Text passage
^^^^^^^^^^^^^^^^
While there are 10 open for visitors, their hours vary by season. Here are the top five must-see mansions during a relaxing New England summer.


Killer ocean views at The Breakers

Your jaw will drop as you step into the former home of the Vanderbilts. With 70 rooms — many of which were originally built in Europe and shipped to America— the Breakers is the largest and most exquisite of all the Newport mansions. Beautifully appointed, its the bird’s eye view of the ocean that makes it truly spectacular. After you’ve toured the home and the gardens, be sure to visit Newport’s Cliff Walk where you can take photos of the waves crashing along the cliffs.


Roam through the gardens at the Elms

After viewing the The Breakers, the classical architecture and “minimalist” interior of The Elms may seem like understated charm. A quick look out one of the windows at the back garden will change that, though. Complete with bronze and marble statues, sunken flower gardens that resemble those at Hampton Court, and exquisite walking paths, it’s clear that the garden was the centerpiece of this impressive homestead. After exploring the flora and fauna, be sure to inquire about the servants tour, where you can get an inside look into the lives of the people who maintained the home and even see some of the rooftop of the mansion.


A stunning design with a not-so-clever name at Marble House

The Vanderbilts adored Newport, but, unfortunately, lacked creativity when it came to naming their homes. Made entirely of, yes, marble and inspired by the Petit Trianon at Versailles, the Marble House was considered by the press as the “most opulent house in America” when
it was completed in 1892. The Gothic Room, designed by original architect Richard Morris Hunt to house Alva Vanderbilt’s extensive collection of Medieval and Renaissance art objects, is one of the house’s highlights. The room appropriately features Gothic arches, several brightly colored stained glass windows and and an elaborate ribbed ceiling done in the Gothic motif.


Recreate Gatsby at Rosecliff

You know you’ve designed an exquisite home when several films opt to use it as a backdrop. From the 1974 adaptation of The Great Gatsby to the more recent 27 Dresses, the Rosecliff is certainly no stranger to Hollywood, something silver heiress “Tessie” Fair Oelrichs would undoubtedly be proud to hear. Costing $2.5 million to build way back in 1902, it is also one of the most expensive homes on the Newport coastline.


Discover the one that inspired them all at Chateau-ser-mer

Before the Vanderbilts stepped up to the plate, Chateau-ser-Mer was the crown jewel of Rhode Island. Its traditional Victorian architecture and decorating are a far cry from the excessive tastes of the Industrialists, but without it America’s elite would never have discovered the magic of Newport. Known for the killer parties and decadent gatherings frequently held there, Chateau-Sur-Mer practically invented the New England summer escape.

Pending seasonal closures, all five of these mansions can be visited with one ticket from the Newport Preservation Society.
^^^^^^^^^^^^^^^^
(Element and region data)
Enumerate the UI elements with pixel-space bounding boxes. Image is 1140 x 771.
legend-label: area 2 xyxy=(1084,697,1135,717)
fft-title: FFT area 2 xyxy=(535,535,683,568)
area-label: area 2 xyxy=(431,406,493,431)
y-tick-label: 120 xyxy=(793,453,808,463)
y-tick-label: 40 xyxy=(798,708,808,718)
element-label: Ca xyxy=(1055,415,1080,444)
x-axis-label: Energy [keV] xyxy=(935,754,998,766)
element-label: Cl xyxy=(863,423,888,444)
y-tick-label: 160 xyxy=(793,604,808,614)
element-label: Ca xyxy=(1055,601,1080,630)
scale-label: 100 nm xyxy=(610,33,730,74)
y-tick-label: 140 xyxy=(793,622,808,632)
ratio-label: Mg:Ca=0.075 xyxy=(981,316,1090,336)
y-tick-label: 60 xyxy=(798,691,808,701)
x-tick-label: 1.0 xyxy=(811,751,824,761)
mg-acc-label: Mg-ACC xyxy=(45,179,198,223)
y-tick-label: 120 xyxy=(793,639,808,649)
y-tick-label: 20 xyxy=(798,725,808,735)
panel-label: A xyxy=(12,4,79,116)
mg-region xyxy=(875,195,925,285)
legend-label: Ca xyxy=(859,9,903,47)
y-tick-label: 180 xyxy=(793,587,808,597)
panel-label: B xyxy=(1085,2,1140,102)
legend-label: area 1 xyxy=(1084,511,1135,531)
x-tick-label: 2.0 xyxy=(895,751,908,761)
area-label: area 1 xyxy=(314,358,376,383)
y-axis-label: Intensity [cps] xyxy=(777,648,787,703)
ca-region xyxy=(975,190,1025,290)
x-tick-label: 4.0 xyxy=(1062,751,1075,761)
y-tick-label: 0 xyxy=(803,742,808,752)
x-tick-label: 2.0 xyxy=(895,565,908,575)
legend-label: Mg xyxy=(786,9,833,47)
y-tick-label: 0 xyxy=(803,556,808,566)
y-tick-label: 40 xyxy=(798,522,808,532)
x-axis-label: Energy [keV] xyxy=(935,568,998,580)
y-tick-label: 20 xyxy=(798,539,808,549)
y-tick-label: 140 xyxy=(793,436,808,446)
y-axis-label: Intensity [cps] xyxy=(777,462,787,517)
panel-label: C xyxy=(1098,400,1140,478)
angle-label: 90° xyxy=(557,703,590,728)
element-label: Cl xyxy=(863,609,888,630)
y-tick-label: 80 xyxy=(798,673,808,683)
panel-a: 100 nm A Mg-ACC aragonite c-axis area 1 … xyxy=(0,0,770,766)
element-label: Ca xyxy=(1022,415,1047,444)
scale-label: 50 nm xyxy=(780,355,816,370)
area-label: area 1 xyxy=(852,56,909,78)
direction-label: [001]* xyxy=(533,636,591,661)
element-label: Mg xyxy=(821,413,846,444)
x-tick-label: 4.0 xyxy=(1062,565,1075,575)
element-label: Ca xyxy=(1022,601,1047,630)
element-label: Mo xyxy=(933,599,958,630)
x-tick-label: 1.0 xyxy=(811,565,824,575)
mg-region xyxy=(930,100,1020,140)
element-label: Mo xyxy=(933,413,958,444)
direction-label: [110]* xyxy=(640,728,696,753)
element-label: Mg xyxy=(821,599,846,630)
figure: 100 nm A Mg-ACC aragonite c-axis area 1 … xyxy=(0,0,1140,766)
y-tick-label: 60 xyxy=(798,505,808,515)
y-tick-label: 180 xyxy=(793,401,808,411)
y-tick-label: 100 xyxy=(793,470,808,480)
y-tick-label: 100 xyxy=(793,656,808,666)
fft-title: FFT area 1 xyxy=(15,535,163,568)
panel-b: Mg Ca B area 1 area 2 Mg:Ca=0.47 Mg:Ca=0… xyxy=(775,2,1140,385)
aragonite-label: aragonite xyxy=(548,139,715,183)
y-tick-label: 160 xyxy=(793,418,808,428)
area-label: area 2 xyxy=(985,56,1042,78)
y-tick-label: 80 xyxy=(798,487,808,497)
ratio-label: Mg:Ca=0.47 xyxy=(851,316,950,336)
^^^^^^^^^^^^^^^^
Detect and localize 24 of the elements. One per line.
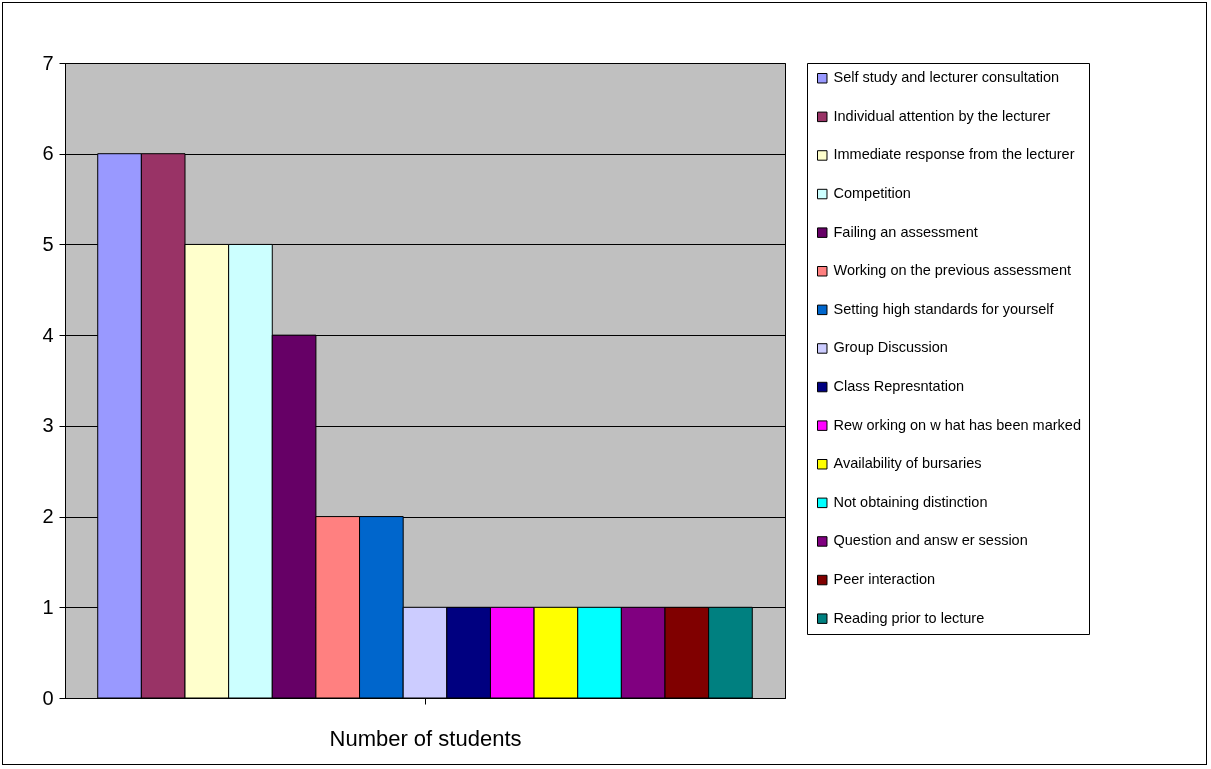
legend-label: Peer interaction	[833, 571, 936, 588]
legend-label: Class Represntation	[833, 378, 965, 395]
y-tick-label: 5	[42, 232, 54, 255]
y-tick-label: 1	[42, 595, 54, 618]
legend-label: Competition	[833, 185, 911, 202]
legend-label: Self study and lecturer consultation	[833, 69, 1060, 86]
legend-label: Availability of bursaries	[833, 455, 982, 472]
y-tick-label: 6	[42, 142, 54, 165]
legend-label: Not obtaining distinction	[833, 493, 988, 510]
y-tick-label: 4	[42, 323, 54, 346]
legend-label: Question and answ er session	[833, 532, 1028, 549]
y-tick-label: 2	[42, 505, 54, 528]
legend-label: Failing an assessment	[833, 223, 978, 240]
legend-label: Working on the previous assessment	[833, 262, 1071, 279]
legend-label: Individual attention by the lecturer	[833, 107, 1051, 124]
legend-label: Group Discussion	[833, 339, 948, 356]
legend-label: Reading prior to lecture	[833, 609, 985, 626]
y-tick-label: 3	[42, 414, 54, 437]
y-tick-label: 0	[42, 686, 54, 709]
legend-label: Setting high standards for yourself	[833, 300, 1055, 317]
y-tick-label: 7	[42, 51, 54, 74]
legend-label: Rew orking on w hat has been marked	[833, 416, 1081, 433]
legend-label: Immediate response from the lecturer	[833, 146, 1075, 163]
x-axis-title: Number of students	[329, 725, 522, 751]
^^^^^^^^^^^^^^^^
Directions for this task
Print the Newport mansions text word for word from "Before the Vanderbilts" to "Newport Preservation Society.". Only the text is needed here, not the records.

Written answer
Before the Vanderbilts stepped up to the plate, Chateau-ser-Mer was the crown jewel of Rhode Island. Its traditional Victorian architecture and decorating are a far cry from the excessive tastes of the Industrialists, but without it America’s elite would never have discovered the magic of Newport. Known for the killer parties and decadent gatherings frequently held there, Chateau-Sur-Mer practically invented the New England summer escape.

Pending seasonal closures, all five of these mansions can be visited with one ticket from the Newport Preservation Society.